DATASET RECORDS:

++++++++

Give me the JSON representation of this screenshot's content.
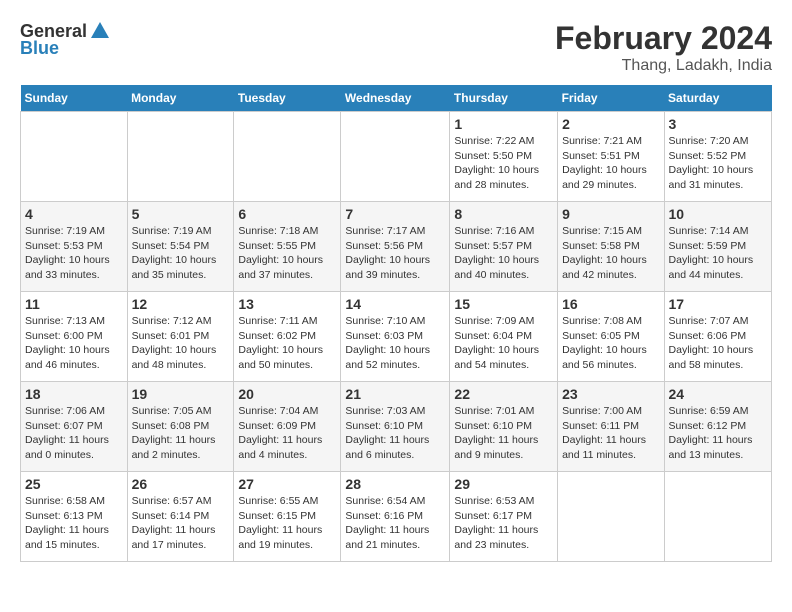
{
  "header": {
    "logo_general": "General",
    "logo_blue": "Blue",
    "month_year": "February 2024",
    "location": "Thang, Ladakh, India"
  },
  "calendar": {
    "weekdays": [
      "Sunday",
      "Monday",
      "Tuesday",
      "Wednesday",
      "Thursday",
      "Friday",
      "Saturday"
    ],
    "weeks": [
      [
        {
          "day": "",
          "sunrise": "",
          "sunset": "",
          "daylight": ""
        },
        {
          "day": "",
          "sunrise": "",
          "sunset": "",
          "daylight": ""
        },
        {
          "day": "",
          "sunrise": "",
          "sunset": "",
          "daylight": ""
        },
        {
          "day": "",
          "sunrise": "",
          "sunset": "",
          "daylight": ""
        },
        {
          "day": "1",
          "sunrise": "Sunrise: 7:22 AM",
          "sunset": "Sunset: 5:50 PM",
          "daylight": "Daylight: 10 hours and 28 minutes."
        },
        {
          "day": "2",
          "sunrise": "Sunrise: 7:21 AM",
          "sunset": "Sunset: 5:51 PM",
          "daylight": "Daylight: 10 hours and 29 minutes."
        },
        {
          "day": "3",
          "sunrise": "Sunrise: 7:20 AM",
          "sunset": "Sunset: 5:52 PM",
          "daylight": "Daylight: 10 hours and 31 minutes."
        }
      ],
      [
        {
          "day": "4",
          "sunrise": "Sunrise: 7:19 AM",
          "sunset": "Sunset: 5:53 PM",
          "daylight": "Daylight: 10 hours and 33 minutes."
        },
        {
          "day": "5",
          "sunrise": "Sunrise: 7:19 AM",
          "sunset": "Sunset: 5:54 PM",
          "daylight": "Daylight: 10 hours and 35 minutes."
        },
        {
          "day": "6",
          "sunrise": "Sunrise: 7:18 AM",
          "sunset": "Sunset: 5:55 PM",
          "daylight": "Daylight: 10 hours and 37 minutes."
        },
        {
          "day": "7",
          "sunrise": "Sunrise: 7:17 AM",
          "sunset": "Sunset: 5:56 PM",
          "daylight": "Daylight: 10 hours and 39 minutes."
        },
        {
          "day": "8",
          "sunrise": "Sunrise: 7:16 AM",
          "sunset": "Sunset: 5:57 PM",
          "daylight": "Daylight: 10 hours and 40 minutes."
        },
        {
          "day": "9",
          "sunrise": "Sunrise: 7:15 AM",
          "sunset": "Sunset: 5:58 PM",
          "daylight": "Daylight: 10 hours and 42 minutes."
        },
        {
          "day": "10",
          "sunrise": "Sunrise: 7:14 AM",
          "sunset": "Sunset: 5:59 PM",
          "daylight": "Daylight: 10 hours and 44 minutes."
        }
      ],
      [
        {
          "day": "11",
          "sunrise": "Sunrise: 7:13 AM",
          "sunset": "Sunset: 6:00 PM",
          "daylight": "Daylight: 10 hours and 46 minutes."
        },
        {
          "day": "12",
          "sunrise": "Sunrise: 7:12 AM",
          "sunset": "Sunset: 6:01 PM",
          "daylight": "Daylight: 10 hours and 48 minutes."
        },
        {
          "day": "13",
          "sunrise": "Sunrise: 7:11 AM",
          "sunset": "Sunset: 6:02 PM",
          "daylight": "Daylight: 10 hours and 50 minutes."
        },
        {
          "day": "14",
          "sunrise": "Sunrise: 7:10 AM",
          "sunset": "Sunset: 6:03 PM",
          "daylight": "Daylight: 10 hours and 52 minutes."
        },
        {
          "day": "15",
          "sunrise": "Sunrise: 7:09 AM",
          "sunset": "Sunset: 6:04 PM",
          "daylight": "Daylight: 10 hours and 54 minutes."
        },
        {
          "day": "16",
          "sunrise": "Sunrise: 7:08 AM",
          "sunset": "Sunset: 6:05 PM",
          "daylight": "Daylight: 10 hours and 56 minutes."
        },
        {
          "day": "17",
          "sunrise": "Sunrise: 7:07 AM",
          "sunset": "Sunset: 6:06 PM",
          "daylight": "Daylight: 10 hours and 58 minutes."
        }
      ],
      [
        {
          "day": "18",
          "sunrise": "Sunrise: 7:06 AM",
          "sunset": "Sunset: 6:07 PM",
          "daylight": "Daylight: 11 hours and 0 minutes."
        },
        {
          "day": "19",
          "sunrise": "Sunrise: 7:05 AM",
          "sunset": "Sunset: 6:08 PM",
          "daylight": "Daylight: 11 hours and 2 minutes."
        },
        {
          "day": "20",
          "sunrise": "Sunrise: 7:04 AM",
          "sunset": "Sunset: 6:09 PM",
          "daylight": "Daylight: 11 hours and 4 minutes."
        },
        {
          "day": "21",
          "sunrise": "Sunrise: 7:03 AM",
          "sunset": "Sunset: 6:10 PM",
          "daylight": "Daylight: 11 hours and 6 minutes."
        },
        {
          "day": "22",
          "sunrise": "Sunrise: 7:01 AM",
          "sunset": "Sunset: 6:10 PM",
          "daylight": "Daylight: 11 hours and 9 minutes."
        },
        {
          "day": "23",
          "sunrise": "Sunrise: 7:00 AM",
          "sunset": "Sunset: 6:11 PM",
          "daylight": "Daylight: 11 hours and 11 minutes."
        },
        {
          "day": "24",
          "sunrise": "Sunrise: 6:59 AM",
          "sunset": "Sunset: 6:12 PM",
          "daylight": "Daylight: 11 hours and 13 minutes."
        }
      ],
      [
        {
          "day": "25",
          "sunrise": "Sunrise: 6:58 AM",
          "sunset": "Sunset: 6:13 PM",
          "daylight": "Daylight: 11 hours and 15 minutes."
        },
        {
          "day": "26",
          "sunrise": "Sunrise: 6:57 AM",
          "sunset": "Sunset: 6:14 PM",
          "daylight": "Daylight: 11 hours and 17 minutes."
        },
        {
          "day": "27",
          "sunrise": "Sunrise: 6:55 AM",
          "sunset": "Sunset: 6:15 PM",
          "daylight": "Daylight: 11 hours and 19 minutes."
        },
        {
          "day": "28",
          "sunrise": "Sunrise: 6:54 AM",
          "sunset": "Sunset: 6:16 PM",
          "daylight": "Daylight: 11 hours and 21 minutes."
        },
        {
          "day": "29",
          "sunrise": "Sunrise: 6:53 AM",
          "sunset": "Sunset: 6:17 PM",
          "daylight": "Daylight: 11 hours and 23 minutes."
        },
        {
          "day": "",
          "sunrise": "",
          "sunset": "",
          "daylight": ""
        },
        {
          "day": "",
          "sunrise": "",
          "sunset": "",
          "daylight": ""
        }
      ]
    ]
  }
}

++++++++

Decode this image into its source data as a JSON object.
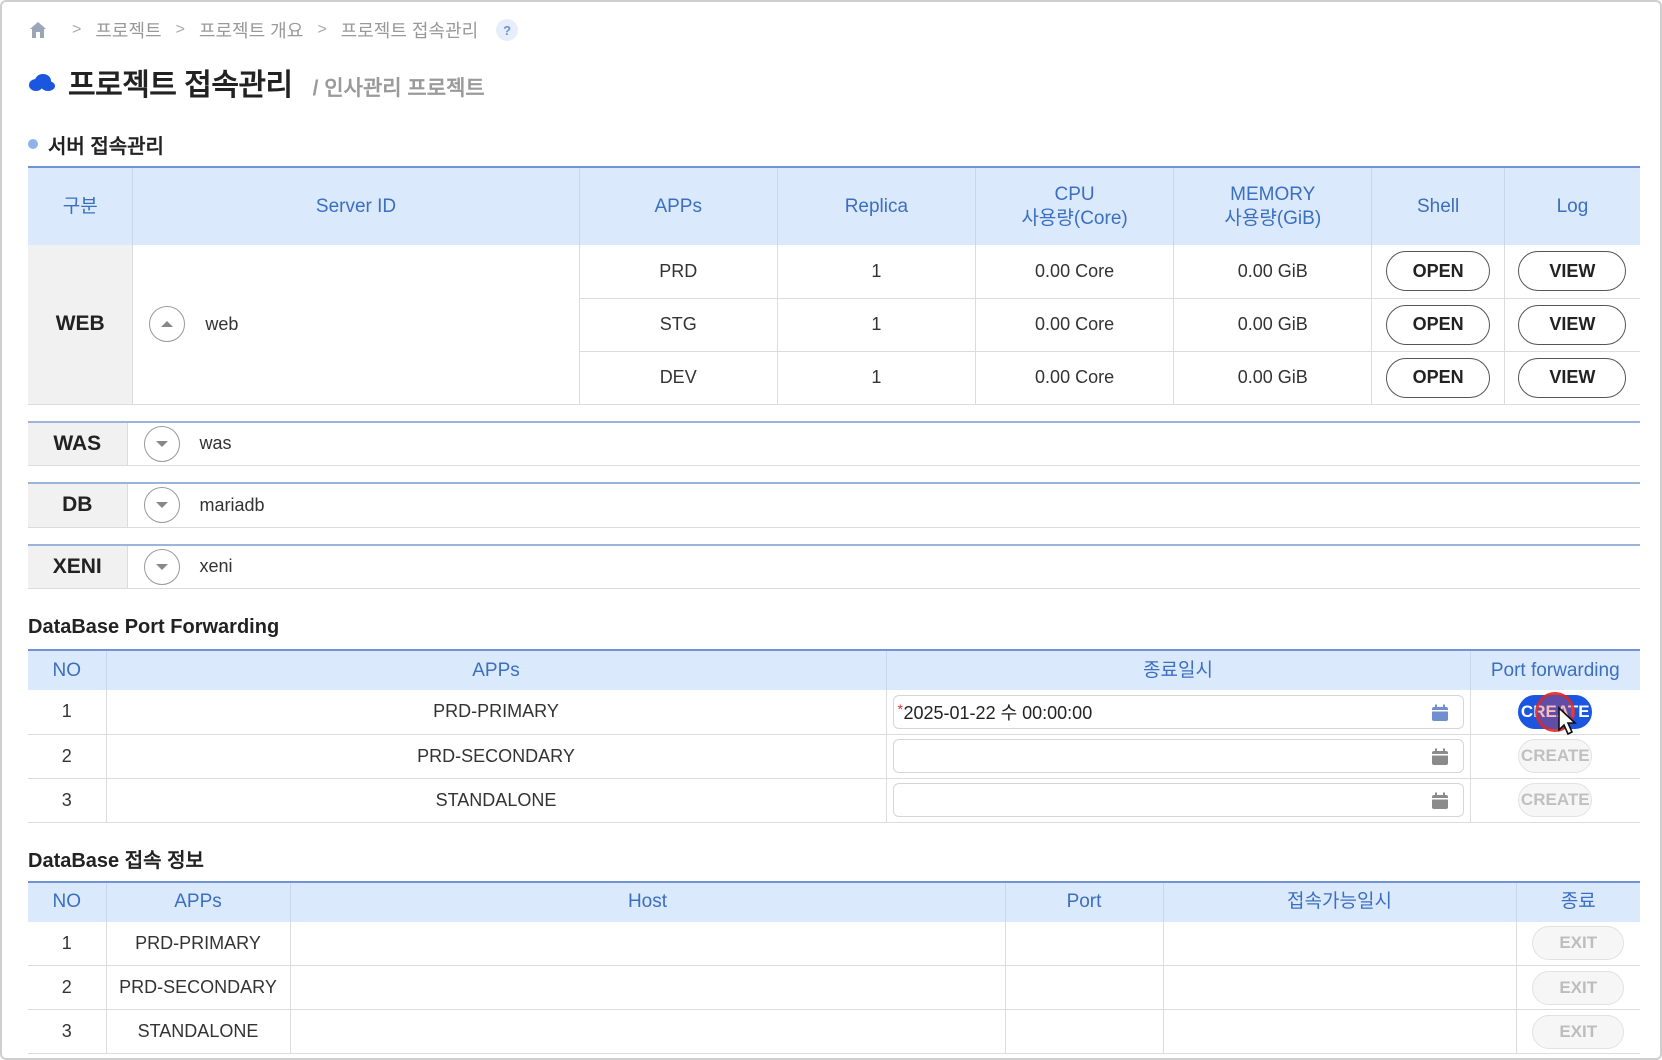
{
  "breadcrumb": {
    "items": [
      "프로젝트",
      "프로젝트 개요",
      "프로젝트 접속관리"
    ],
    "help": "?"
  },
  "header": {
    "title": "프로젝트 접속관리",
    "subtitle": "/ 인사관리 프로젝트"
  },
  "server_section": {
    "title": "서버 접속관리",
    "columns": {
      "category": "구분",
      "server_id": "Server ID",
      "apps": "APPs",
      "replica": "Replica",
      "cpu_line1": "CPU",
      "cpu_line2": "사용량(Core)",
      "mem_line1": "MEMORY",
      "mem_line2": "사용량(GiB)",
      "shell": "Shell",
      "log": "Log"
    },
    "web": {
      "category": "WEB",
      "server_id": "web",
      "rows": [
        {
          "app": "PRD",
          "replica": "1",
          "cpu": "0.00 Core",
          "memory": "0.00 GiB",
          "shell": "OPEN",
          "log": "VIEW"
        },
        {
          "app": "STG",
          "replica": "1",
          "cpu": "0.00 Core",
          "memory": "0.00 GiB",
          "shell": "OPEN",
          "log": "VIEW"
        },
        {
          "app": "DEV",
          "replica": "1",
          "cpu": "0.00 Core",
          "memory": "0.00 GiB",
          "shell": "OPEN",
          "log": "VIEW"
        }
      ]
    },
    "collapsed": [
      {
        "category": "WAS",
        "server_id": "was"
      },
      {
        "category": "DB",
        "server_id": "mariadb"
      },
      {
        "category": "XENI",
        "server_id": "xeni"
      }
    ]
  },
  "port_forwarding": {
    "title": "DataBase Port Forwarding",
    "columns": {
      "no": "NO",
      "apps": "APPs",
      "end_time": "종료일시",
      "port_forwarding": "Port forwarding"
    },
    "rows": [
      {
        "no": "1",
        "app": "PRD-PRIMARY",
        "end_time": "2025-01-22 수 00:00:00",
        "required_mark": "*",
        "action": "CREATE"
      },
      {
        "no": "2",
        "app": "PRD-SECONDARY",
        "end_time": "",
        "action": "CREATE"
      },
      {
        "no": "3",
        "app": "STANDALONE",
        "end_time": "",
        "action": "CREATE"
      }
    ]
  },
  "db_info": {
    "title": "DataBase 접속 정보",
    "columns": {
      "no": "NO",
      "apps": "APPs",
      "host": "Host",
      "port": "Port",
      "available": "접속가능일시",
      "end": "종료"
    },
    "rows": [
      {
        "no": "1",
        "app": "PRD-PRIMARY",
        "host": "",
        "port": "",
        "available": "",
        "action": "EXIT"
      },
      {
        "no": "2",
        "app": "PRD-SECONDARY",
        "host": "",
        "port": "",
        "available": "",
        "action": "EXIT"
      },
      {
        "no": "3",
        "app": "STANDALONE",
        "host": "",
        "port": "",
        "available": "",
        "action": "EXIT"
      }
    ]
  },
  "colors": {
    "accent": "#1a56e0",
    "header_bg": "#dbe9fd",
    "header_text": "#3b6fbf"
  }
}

++++++++

WHAT THIS TASK INVOLVES:
Pick out all lines containing the string "JSON".

RESPONSE FOR THIS EXERCISE:
Give me the JSON representation of this screenshot's content.
Decode this image into its source data as a JSON object.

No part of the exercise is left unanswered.